● **Texte à lire**:

------------------------------------

Première

PORTRAIT Antonio de la Torre

Nouvelle figure de proue d’un cinéma espagnol qui regorge de créativité, Antonio de la Torre poursuit sa conquête de la France avec deux films ambitieux, Compañeros et El Reino. Portrait d’un hombre qui vous veut du bien.

- PAR ÉDOUARD OROZCO

Sortir coup sur coup deux films en espagnol, Compañeros (en mars) et El Reino (en avril) : c’est le pari un peu loco du Pacte. Loco mais pas totalement inconscien­t. Le distribute­ur possède une arme secrète : Antonio de la Torre. La nouvelle star du cinéma ibérique tient le rôle principal dans les deux longs métrages. Comment ça « qui ça ? » ? Antonio de la Torre, ce comédien sacré meilleur acteur lors des derniers Goya (l’équivalent de nos César), ce type filiforme que vous avez forcément aperçu chez Pedro Almodóvar (Volver, Les Amants passagers), Álex de la Iglesia (Balada triste) ou Alberto Rodriguez (La Isla minima). Il fut le héros d’un des succès les plus dingues du cinéma espagnol dans les salles françaises de ces dernières années : Que Dios nos perdone. Un thriller coup de poing réalisé de main de maître par Rodrigo Sorogoyen, un film qui a réuni chez nous pas moins de 200 000 curieux au coeur de l’été 2017. « En vérité, même moi j’ai eu du mal à réaliser, nous confirme Antonio de la Torre au téléphone. Le plus fou, c’est qu’il a fait plus d’entrées en France qu’en Espagne ! J’en suis vraiment fier. Parce qu’en tant qu’acteur, en tant que profession­nel du cinéma et même en tant que spectateur,

j’ai une grande admiration pour le cinéma français. Et pour la manière dont la culture, qu’elle soit française ou internatio­nale, y est traitée. Que l’un de mes films sorte en France était déjà un honneur en soi. Alors qu’il fasse ce score-là, vous imaginez ? »

------------------------------------

● **Exercices**:
1. D'après le portrait, combien de spectateurs le film Que Dios nos perdone a-t-il réunis en France ?
2. Extrayez du portrait le passage compris entre "PORTRAIT Antonio de" et "veut du bien.", ces deux bornes incluses.

● **Extrait d'un fichier de données**:
------------------------------------

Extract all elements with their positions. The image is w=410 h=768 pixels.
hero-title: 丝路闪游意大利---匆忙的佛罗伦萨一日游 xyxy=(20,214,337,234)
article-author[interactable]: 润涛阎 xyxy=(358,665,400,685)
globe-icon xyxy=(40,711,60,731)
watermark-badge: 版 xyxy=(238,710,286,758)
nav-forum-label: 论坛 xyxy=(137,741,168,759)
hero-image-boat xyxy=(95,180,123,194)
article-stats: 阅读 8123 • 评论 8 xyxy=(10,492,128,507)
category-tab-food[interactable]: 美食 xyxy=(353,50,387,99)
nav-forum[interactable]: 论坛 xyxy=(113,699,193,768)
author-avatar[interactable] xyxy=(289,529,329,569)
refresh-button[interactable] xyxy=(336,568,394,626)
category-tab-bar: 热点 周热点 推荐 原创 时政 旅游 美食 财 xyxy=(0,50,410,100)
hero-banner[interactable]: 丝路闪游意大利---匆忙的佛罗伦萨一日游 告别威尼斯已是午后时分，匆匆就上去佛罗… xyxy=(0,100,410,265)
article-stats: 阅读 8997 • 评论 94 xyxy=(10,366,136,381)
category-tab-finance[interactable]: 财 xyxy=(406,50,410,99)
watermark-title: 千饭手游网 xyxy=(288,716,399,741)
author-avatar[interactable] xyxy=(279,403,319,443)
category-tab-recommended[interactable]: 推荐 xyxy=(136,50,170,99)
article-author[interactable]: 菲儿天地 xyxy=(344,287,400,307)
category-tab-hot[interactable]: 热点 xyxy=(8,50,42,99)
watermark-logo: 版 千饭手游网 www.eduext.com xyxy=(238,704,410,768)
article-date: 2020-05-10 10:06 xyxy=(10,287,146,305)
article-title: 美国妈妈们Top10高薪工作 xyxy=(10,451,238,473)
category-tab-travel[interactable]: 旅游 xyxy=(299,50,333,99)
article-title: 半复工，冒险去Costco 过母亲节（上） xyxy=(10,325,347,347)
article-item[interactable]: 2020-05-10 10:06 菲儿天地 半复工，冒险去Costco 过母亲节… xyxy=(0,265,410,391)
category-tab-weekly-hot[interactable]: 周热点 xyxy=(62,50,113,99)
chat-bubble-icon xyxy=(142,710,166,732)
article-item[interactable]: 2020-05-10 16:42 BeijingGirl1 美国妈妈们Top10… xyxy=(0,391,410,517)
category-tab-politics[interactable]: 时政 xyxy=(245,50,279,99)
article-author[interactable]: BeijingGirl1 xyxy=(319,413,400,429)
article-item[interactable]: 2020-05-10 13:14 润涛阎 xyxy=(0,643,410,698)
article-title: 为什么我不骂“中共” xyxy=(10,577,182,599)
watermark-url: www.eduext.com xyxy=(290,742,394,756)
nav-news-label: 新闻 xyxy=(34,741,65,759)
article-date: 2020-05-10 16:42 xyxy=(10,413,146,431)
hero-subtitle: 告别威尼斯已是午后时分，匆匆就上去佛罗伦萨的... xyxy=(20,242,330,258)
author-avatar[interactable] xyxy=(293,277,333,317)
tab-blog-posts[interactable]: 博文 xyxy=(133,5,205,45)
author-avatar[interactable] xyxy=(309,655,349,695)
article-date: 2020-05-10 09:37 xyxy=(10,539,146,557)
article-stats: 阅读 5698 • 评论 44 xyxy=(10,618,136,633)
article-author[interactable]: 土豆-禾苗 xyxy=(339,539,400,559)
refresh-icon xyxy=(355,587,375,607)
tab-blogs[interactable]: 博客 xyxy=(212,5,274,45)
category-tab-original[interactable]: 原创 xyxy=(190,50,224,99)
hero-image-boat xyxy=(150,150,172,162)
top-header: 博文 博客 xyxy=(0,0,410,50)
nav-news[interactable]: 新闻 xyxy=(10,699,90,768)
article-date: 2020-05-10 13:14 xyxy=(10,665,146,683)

------------------------------------

● **Corrigé**:
1. Pas moins de 200 000, au cœur de l'été 2017.

2.
PORTRAIT Antonio de la Torre

Nouvelle figure de proue d’un cinéma espagnol qui regorge de créativité, Antonio de la Torre poursuit sa conquête de la France avec deux films ambitieux, Compañeros et El Reino. Portrait d’un hombre qui vous veut du bien.